TASK GOAL:
Extract the full listing verbatim and drop any pictures from your copy.

─── RECORDED INFORMATION ───

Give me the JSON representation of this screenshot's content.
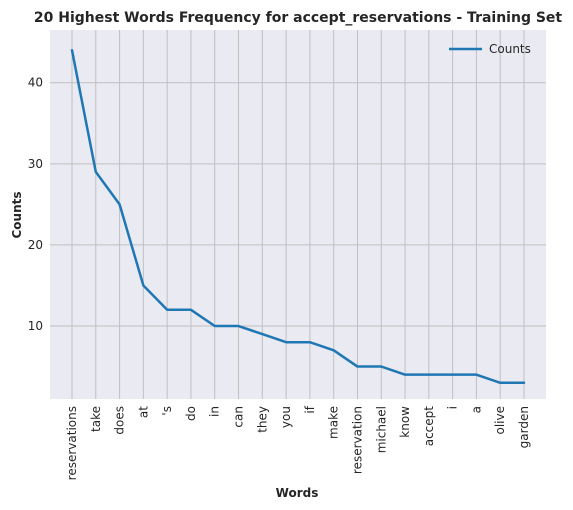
{
  "chart_data": {
    "type": "line",
    "title": "20 Highest Words Frequency for accept_reservations - Training Set",
    "xlabel": "Words",
    "ylabel": "Counts",
    "categories": [
      "reservations",
      "take",
      "does",
      "at",
      "'s",
      "do",
      "in",
      "can",
      "they",
      "you",
      "if",
      "make",
      "reservation",
      "michael",
      "know",
      "accept",
      "i",
      "a",
      "olive",
      "garden"
    ],
    "series": [
      {
        "name": "Counts",
        "values": [
          44,
          29,
          25,
          15,
          12,
          12,
          10,
          10,
          9,
          8,
          8,
          7,
          5,
          5,
          4,
          4,
          4,
          4,
          3,
          3
        ]
      }
    ],
    "ylim": [
      1,
      46.5
    ],
    "yticks": [
      10,
      20,
      30,
      40
    ],
    "ytick_labels": [
      "10",
      "20",
      "30",
      "40"
    ],
    "grid": true,
    "legend_position": "top-right",
    "colors": {
      "line": "#1f77b4",
      "plot_bg": "#eaeaf2",
      "grid": "#c0c0c0"
    }
  }
}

───

REPLY TO THE EXERCISE:
Give me the JSON representation of this screenshot's content.
{
  "chart_data": {
    "type": "line",
    "title": "20 Highest Words Frequency for accept_reservations - Training Set",
    "xlabel": "Words",
    "ylabel": "Counts",
    "categories": [
      "reservations",
      "take",
      "does",
      "at",
      "'s",
      "do",
      "in",
      "can",
      "they",
      "you",
      "if",
      "make",
      "reservation",
      "michael",
      "know",
      "accept",
      "i",
      "a",
      "olive",
      "garden"
    ],
    "series": [
      {
        "name": "Counts",
        "values": [
          44,
          29,
          25,
          15,
          12,
          12,
          10,
          10,
          9,
          8,
          8,
          7,
          5,
          5,
          4,
          4,
          4,
          4,
          3,
          3
        ]
      }
    ],
    "ylim": [
      1,
      46.5
    ],
    "yticks": [
      10,
      20,
      30,
      40
    ],
    "ytick_labels": [
      "10",
      "20",
      "30",
      "40"
    ],
    "grid": true,
    "legend_position": "top-right",
    "colors": {
      "line": "#1f77b4",
      "plot_bg": "#eaeaf2",
      "grid": "#c0c0c0"
    }
  }
}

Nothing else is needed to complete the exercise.